## Brief
Your task is to write out the complete listing exactly as it is shown.

## Material for this task
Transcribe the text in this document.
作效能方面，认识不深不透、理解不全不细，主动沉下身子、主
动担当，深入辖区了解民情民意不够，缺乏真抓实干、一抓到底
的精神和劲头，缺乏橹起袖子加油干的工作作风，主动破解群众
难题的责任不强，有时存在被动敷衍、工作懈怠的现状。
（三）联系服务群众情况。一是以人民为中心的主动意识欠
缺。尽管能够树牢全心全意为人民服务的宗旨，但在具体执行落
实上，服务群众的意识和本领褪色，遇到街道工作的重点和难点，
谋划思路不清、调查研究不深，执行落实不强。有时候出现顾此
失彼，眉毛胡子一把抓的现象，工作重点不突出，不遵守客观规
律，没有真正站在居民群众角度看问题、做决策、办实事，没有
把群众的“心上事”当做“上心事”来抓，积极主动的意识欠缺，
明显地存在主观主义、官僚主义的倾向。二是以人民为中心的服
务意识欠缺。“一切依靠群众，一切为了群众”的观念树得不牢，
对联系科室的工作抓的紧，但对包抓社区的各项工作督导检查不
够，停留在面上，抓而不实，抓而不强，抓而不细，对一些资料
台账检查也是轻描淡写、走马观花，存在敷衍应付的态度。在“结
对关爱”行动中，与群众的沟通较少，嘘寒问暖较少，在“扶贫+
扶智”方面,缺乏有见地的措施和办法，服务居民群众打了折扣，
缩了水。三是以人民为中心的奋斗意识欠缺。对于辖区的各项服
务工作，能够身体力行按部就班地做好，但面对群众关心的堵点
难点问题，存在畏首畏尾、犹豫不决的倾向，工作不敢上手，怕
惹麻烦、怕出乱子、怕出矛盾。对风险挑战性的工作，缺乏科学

## Task result
Transcribe the text in this document.
作效能方面，认识不深不透、理解不全不细，主动沉下身子、主
动担当，深入辖区了解民情民意不够，缺乏真抓实干、一抓到底
的精神和劲头，缺乏橹起袖子加油干的工作作风，主动破解群众
难题的责任不强，有时存在被动敷衍、工作懈怠的现状。
（三）联系服务群众情况。一是以人民为中心的主动意识欠
缺。尽管能够树牢全心全意为人民服务的宗旨，但在具体执行落
实上，服务群众的意识和本领褪色，遇到街道工作的重点和难点，
谋划思路不清、调查研究不深，执行落实不强。有时候出现顾此
失彼，眉毛胡子一把抓的现象，工作重点不突出，不遵守客观规
律，没有真正站在居民群众角度看问题、做决策、办实事，没有
把群众的“心上事”当做“上心事”来抓，积极主动的意识欠缺，
明显地存在主观主义、官僚主义的倾向。二是以人民为中心的服
务意识欠缺。“一切依靠群众，一切为了群众”的观念树得不牢，
对联系科室的工作抓的紧，但对包抓社区的各项工作督导检查不
够，停留在面上，抓而不实，抓而不强，抓而不细，对一些资料
台账检查也是轻描淡写、走马观花，存在敷衍应付的态度。在“结
对关爱”行动中，与群众的沟通较少，嘘寒问暖较少，在“扶贫+
扶智”方面,缺乏有见地的措施和办法，服务居民群众打了折扣，
缩了水。三是以人民为中心的奋斗意识欠缺。对于辖区的各项服
务工作，能够身体力行按部就班地做好，但面对群众关心的堵点
难点问题，存在畏首畏尾、犹豫不决的倾向，工作不敢上手，怕
惹麻烦、怕出乱子、怕出矛盾。对风险挑战性的工作，缺乏科学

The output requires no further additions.